Copy the material below line for line without changing anything, and leave out the pictures.

* [Supplied information]

####

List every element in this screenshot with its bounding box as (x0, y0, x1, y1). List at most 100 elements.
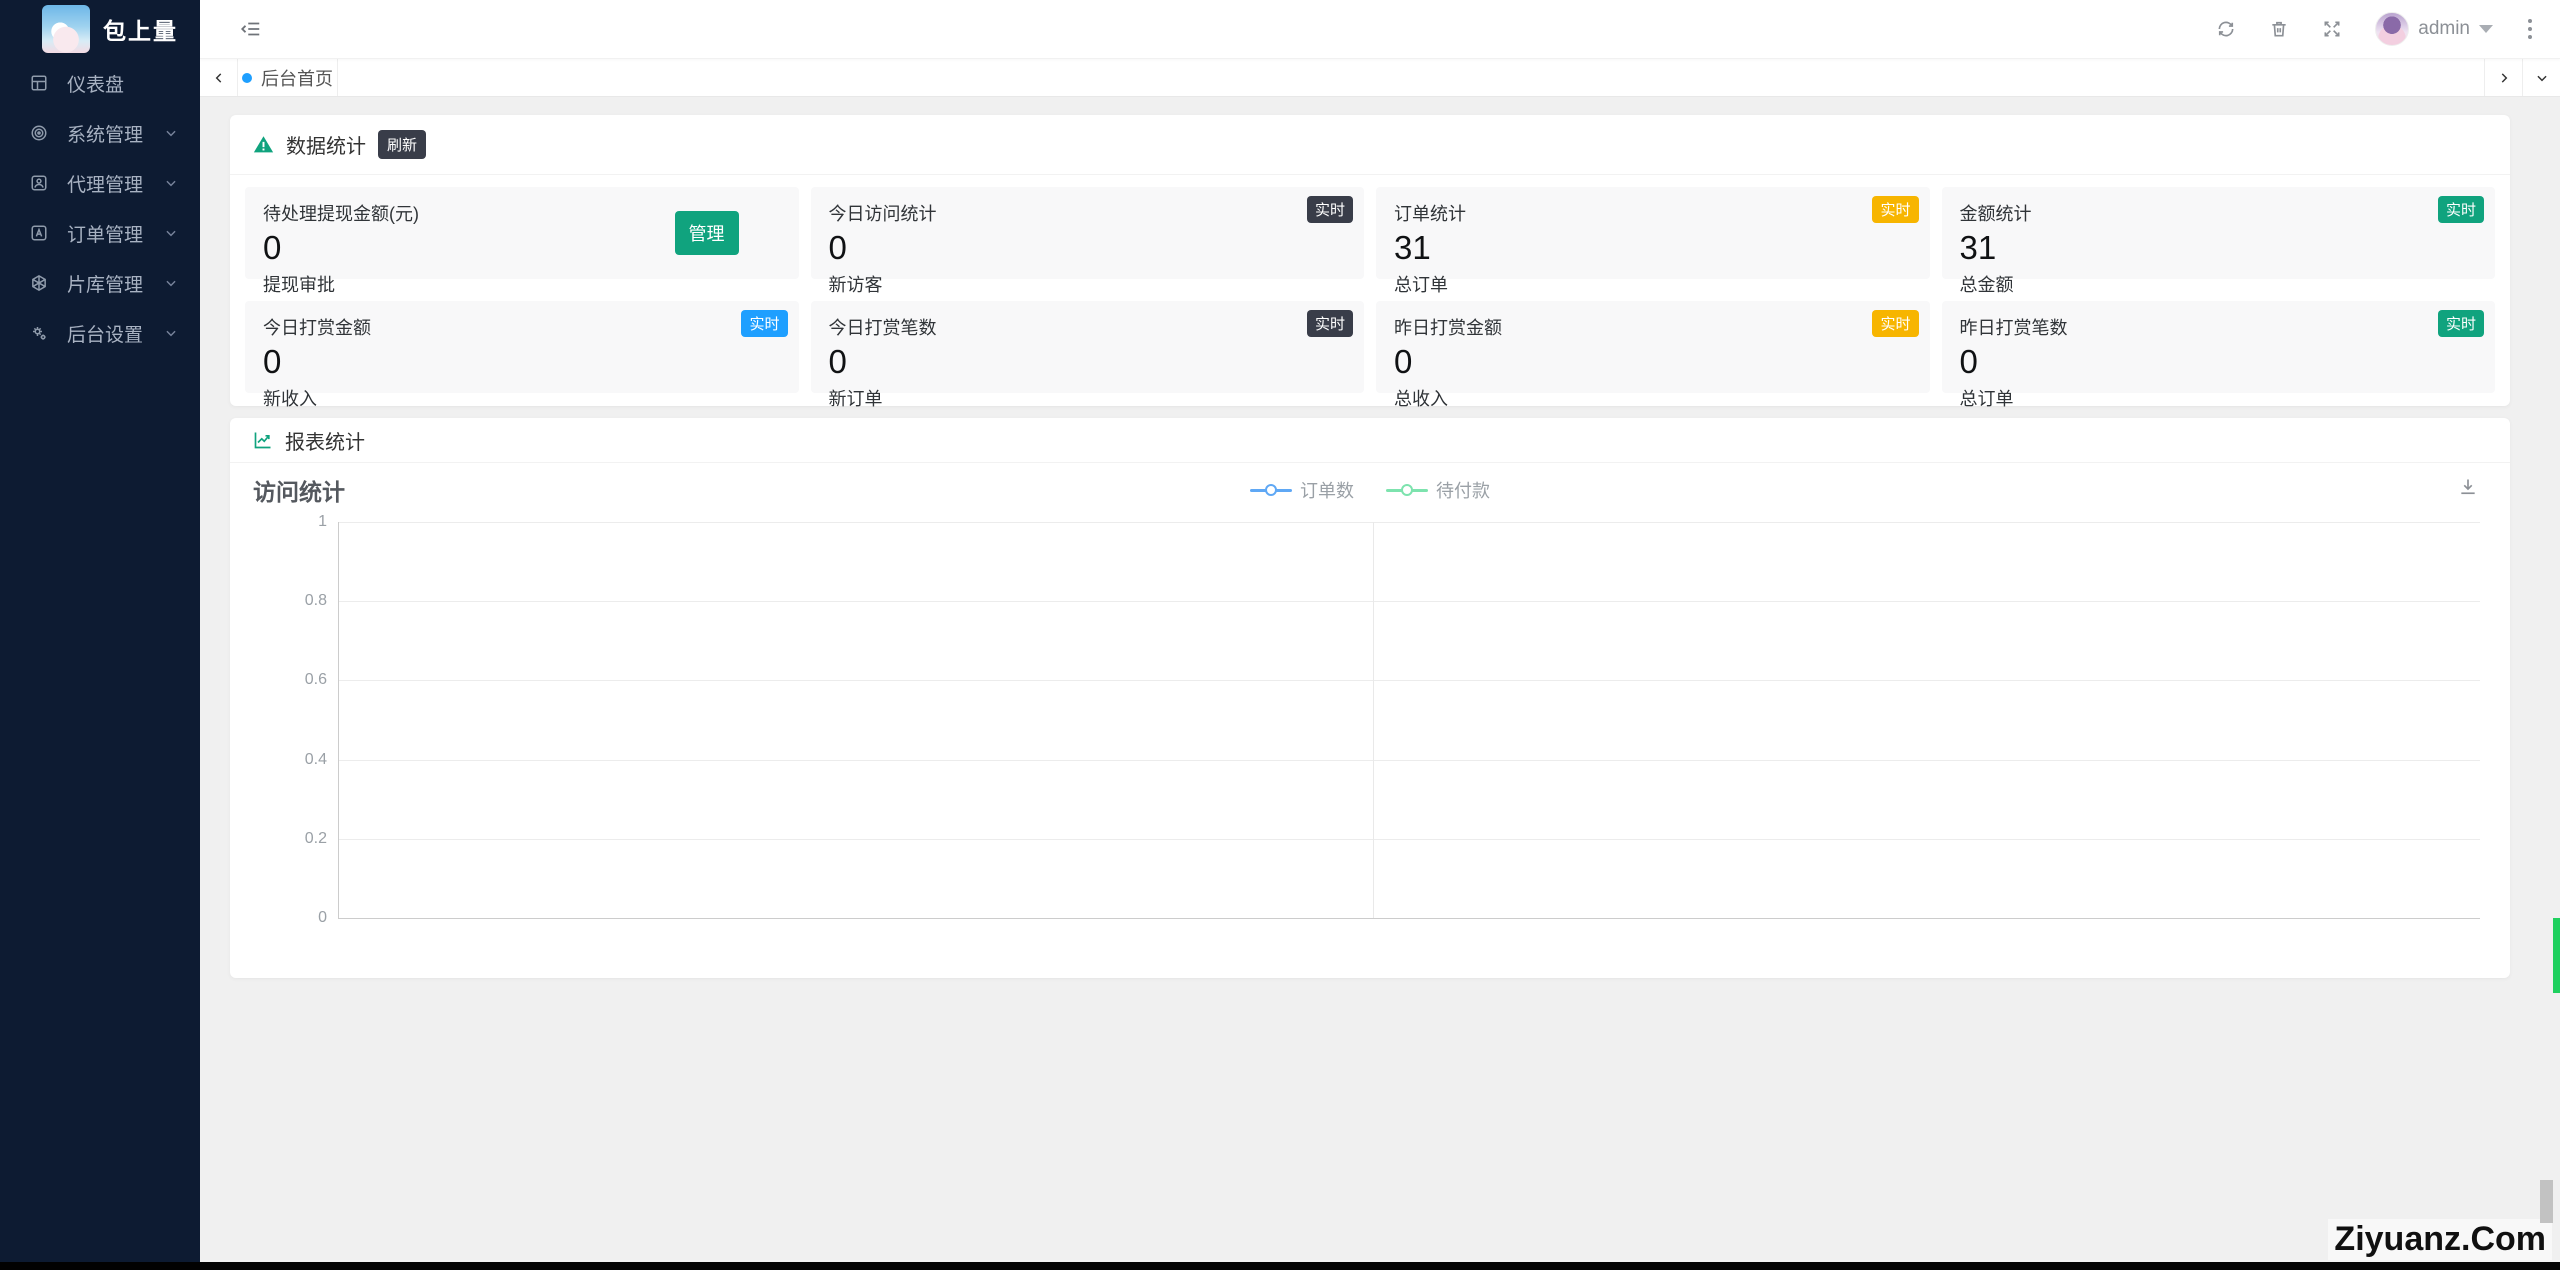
sidebar-item-settings[interactable]: 后台设置 (0, 308, 200, 358)
stat-label: 金额统计 (1959, 204, 2032, 224)
tabs-dropdown[interactable] (2522, 59, 2560, 96)
chevron-down-icon (166, 280, 176, 287)
sidebar-item-system[interactable]: 系统管理 (0, 108, 200, 158)
stat-value: 0 (1394, 343, 1413, 380)
tab-home[interactable]: 后台首页 (238, 59, 338, 96)
sidebar-item-label: 仪表盘 (67, 74, 125, 96)
tabs-scroll-right[interactable] (2484, 59, 2522, 96)
sidebar-menu: 仪表盘 系统管理 代理管理 订单管理 片库管理 后台设置 (0, 58, 200, 358)
stat-value: 0 (263, 343, 282, 380)
order-icon (31, 225, 47, 241)
stat-tile-today-visits: 今日访问统计 0 新访客 实时 (810, 187, 1364, 295)
fullscreen-icon[interactable] (2322, 19, 2342, 39)
app-logo: 包上量 (0, 0, 200, 58)
trash-icon[interactable] (2269, 19, 2289, 39)
gridline (339, 522, 2480, 523)
y-axis-tick: 1 (318, 513, 327, 530)
stat-sublabel: 总金额 (1959, 275, 2014, 295)
stat-label: 今日访问统计 (828, 204, 937, 224)
user-avatar (2375, 12, 2410, 46)
sidebar-item-dashboard[interactable]: 仪表盘 (0, 58, 200, 108)
refresh-badge[interactable]: 刷新 (378, 130, 427, 159)
page-content: 数据统计 刷新 待处理提现金额(元) 0 提现审批 管理 今日访问统计 0 新访… (200, 97, 2560, 1262)
stat-sublabel: 提现审批 (263, 275, 335, 295)
status-badge: 实时 (1872, 310, 1919, 337)
main-area: admin 后台首页 数据统计 刷新 (200, 0, 2560, 1270)
chart-header: 访问统计 订单数 待付款 (230, 463, 2510, 509)
dashboard-icon (31, 75, 47, 91)
library-icon (32, 275, 46, 291)
stat-tile-yesterday-reward-amount: 昨日打赏金额 0 总收入 实时 (1376, 301, 1930, 409)
collapse-menu-icon[interactable] (240, 18, 262, 40)
stat-value: 31 (1394, 229, 1431, 266)
y-axis-tick: 0.2 (304, 829, 327, 847)
chart-title: 访问统计 (253, 479, 345, 505)
chevron-down-icon (166, 330, 176, 337)
chart-plot-area: 1 0.8 0.6 0.4 0.2 0 (305, 513, 2480, 926)
stats-panel-header: 数据统计 刷新 (230, 115, 2510, 175)
app-logo-image (42, 5, 90, 53)
stats-panel: 数据统计 刷新 待处理提现金额(元) 0 提现审批 管理 今日访问统计 0 新访… (230, 115, 2510, 409)
tabs-scroll-left[interactable] (200, 59, 238, 96)
gridline (339, 759, 2480, 761)
status-badge: 实时 (2437, 196, 2484, 223)
stat-sublabel: 总收入 (1394, 389, 1448, 409)
stat-sublabel: 新订单 (828, 389, 883, 409)
legend-item-pending[interactable]: 待付款 (1386, 477, 1490, 503)
gridline (339, 601, 2480, 603)
stat-label: 昨日打赏笔数 (1959, 318, 2068, 338)
stat-value: 0 (828, 343, 847, 380)
stat-value: 0 (263, 229, 282, 266)
stat-sublabel: 总订单 (1394, 275, 1448, 295)
more-icon[interactable] (2526, 17, 2534, 41)
legend-marker (1386, 483, 1428, 497)
tab-bar: 后台首页 (200, 59, 2560, 97)
refresh-icon[interactable] (2216, 19, 2236, 39)
legend-label: 订单数 (1300, 481, 1354, 501)
download-icon[interactable] (2458, 477, 2478, 502)
sidebar-item-label: 订单管理 (67, 224, 144, 246)
y-axis-tick: 0.4 (304, 750, 327, 768)
y-axis-tick: 0.8 (304, 592, 327, 610)
stat-label: 今日打赏金额 (263, 318, 371, 338)
report-panel: 报表统计 访问统计 订单数 待付款 (230, 418, 2510, 978)
chart-icon (254, 432, 271, 449)
legend-item-orders[interactable]: 订单数 (1250, 477, 1354, 503)
stat-label: 昨日打赏金额 (1394, 318, 1502, 338)
scrollbar-thumb-green[interactable] (2553, 918, 2560, 993)
gridline-vertical (1373, 522, 1375, 918)
status-badge: 实时 (741, 310, 788, 337)
manage-button[interactable]: 管理 (674, 211, 739, 255)
sidebar-item-library[interactable]: 片库管理 (0, 258, 200, 308)
stat-tile-today-reward-count: 今日打赏笔数 0 新订单 实时 (810, 301, 1364, 409)
agent-icon (31, 175, 47, 191)
report-panel-title: 报表统计 (285, 431, 365, 454)
active-tab-dot (242, 72, 252, 83)
stat-value: 31 (1959, 229, 1997, 266)
chevron-down-icon (166, 130, 176, 137)
status-badge: 实时 (1872, 196, 1919, 223)
tabbar-spacer (338, 59, 2484, 96)
watermark: Ziyuanz.Com (2328, 1219, 2552, 1260)
bottom-bar (0, 1262, 2560, 1270)
y-axis-tick: 0.6 (304, 671, 327, 689)
sidebar-item-label: 后台设置 (67, 324, 144, 346)
user-menu[interactable]: admin (2375, 12, 2493, 46)
legend-marker (1250, 483, 1292, 497)
stat-sublabel: 新访客 (828, 275, 883, 295)
sidebar-item-agent[interactable]: 代理管理 (0, 158, 200, 208)
gridline (339, 680, 2480, 682)
warning-icon (253, 136, 274, 153)
report-panel-header: 报表统计 (230, 418, 2510, 463)
scrollbar-thumb-gray[interactable] (2540, 1180, 2553, 1223)
y-axis-tick: 0 (318, 909, 327, 926)
sidebar-item-order[interactable]: 订单管理 (0, 208, 200, 258)
stat-tile-today-reward-amount: 今日打赏金额 0 新收入 实时 (245, 301, 799, 409)
sidebar-item-label: 系统管理 (67, 124, 144, 146)
app-title: 包上量 (103, 18, 178, 44)
status-badge: 实时 (1306, 196, 1353, 223)
stat-sublabel: 总订单 (1959, 389, 2014, 409)
stat-value: 0 (1959, 343, 1978, 380)
chevron-down-icon (2479, 25, 2493, 33)
stat-value: 0 (828, 229, 847, 266)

####

* [Reply to the exercise]
List every element in this screenshot with its bounding box as (x0, y0, x1, y1). List at most 100 elements.
sidebar-item-settings[interactable]: 后台设置 (0, 308, 200, 358)
stat-label: 金额统计 (1959, 204, 2032, 224)
tabs-dropdown[interactable] (2522, 59, 2560, 96)
chevron-down-icon (166, 280, 176, 287)
sidebar-item-system[interactable]: 系统管理 (0, 108, 200, 158)
stat-value: 0 (1394, 343, 1413, 380)
tab-home[interactable]: 后台首页 (238, 59, 338, 96)
sidebar-item-label: 仪表盘 (67, 74, 125, 96)
tabs-scroll-right[interactable] (2484, 59, 2522, 96)
sidebar-menu: 仪表盘 系统管理 代理管理 订单管理 片库管理 后台设置 (0, 58, 200, 358)
stat-value: 0 (263, 343, 282, 380)
order-icon (31, 225, 47, 241)
stat-tile-today-visits: 今日访问统计 0 新访客 实时 (810, 187, 1364, 295)
fullscreen-icon[interactable] (2322, 19, 2342, 39)
app-logo: 包上量 (0, 0, 200, 58)
trash-icon[interactable] (2269, 19, 2289, 39)
gridline (339, 522, 2480, 523)
y-axis-tick: 1 (318, 513, 327, 530)
stat-sublabel: 总金额 (1959, 275, 2014, 295)
stat-label: 今日访问统计 (828, 204, 937, 224)
user-avatar (2375, 12, 2410, 46)
sidebar-item-dashboard[interactable]: 仪表盘 (0, 58, 200, 108)
refresh-badge[interactable]: 刷新 (378, 130, 427, 159)
page-content: 数据统计 刷新 待处理提现金额(元) 0 提现审批 管理 今日访问统计 0 新访… (200, 97, 2560, 1262)
stat-sublabel: 提现审批 (263, 275, 335, 295)
status-badge: 实时 (1872, 310, 1919, 337)
main-area: admin 后台首页 数据统计 刷新 (200, 0, 2560, 1270)
chart-header: 访问统计 订单数 待付款 (230, 463, 2510, 509)
dashboard-icon (31, 75, 47, 91)
library-icon (32, 275, 46, 291)
stat-tile-yesterday-reward-amount: 昨日打赏金额 0 总收入 实时 (1376, 301, 1930, 409)
collapse-menu-icon[interactable] (240, 18, 262, 40)
stat-value: 31 (1394, 229, 1431, 266)
y-axis-tick: 0.2 (304, 829, 327, 847)
chart-title: 访问统计 (253, 479, 345, 505)
chevron-down-icon (166, 330, 176, 337)
chart-plot-area: 1 0.8 0.6 0.4 0.2 0 (305, 513, 2480, 926)
stats-panel-header: 数据统计 刷新 (230, 115, 2510, 175)
app-logo-image (42, 5, 90, 53)
stats-panel: 数据统计 刷新 待处理提现金额(元) 0 提现审批 管理 今日访问统计 0 新访… (230, 115, 2510, 409)
tabs-scroll-left[interactable] (200, 59, 238, 96)
gridline (339, 759, 2480, 761)
status-badge: 实时 (2437, 196, 2484, 223)
stat-sublabel: 总收入 (1394, 389, 1448, 409)
stat-sublabel: 新订单 (828, 389, 883, 409)
legend-item-pending[interactable]: 待付款 (1386, 477, 1490, 503)
gridline (339, 601, 2480, 603)
stat-label: 昨日打赏笔数 (1959, 318, 2068, 338)
stat-value: 0 (828, 343, 847, 380)
stat-value: 0 (263, 229, 282, 266)
stat-sublabel: 总订单 (1394, 275, 1448, 295)
more-icon[interactable] (2526, 17, 2534, 41)
legend-marker (1386, 483, 1428, 497)
tab-bar: 后台首页 (200, 59, 2560, 97)
refresh-icon[interactable] (2216, 19, 2236, 39)
legend-label: 订单数 (1300, 481, 1354, 501)
download-icon[interactable] (2458, 477, 2478, 502)
sidebar-item-label: 订单管理 (67, 224, 144, 246)
y-axis-tick: 0.4 (304, 750, 327, 768)
y-axis-tick: 0.8 (304, 592, 327, 610)
stat-label: 今日打赏金额 (263, 318, 371, 338)
report-panel: 报表统计 访问统计 订单数 待付款 (230, 418, 2510, 978)
chart-icon (254, 432, 271, 449)
legend-item-orders[interactable]: 订单数 (1250, 477, 1354, 503)
stat-label: 昨日打赏金额 (1394, 318, 1502, 338)
scrollbar-thumb-green[interactable] (2553, 918, 2560, 993)
gridline-vertical (1373, 522, 1375, 918)
status-badge: 实时 (741, 310, 788, 337)
manage-button[interactable]: 管理 (674, 211, 739, 255)
sidebar-item-library[interactable]: 片库管理 (0, 258, 200, 308)
stat-tile-today-reward-count: 今日打赏笔数 0 新订单 实时 (810, 301, 1364, 409)
agent-icon (31, 175, 47, 191)
report-panel-title: 报表统计 (285, 431, 365, 454)
active-tab-dot (242, 72, 252, 83)
stat-value: 31 (1959, 229, 1997, 266)
chevron-down-icon (166, 130, 176, 137)
status-badge: 实时 (1872, 196, 1919, 223)
tabbar-spacer (338, 59, 2484, 96)
watermark: Ziyuanz.Com (2328, 1219, 2552, 1260)
bottom-bar (0, 1262, 2560, 1270)
y-axis-tick: 0.6 (304, 671, 327, 689)
sidebar-item-label: 后台设置 (67, 324, 144, 346)
user-menu[interactable]: admin (2375, 12, 2493, 46)
legend-marker (1250, 483, 1292, 497)
stat-sublabel: 新访客 (828, 275, 883, 295)
sidebar-item-agent[interactable]: 代理管理 (0, 158, 200, 208)
gridline (339, 680, 2480, 682)
warning-icon (253, 136, 274, 153)
report-panel-header: 报表统计 (230, 418, 2510, 463)
scrollbar-thumb-gray[interactable] (2540, 1180, 2553, 1223)
y-axis-tick: 0 (318, 909, 327, 926)
sidebar-item-order[interactable]: 订单管理 (0, 208, 200, 258)
stat-tile-today-reward-amount: 今日打赏金额 0 新收入 实时 (245, 301, 799, 409)
sidebar-item-label: 系统管理 (67, 124, 144, 146)
app-title: 包上量 (103, 18, 178, 44)
status-badge: 实时 (1306, 196, 1353, 223)
stat-sublabel: 总订单 (1959, 389, 2014, 409)
stat-value: 0 (1959, 343, 1978, 380)
chevron-down-icon (2479, 25, 2493, 33)
stat-value: 0 (828, 229, 847, 266)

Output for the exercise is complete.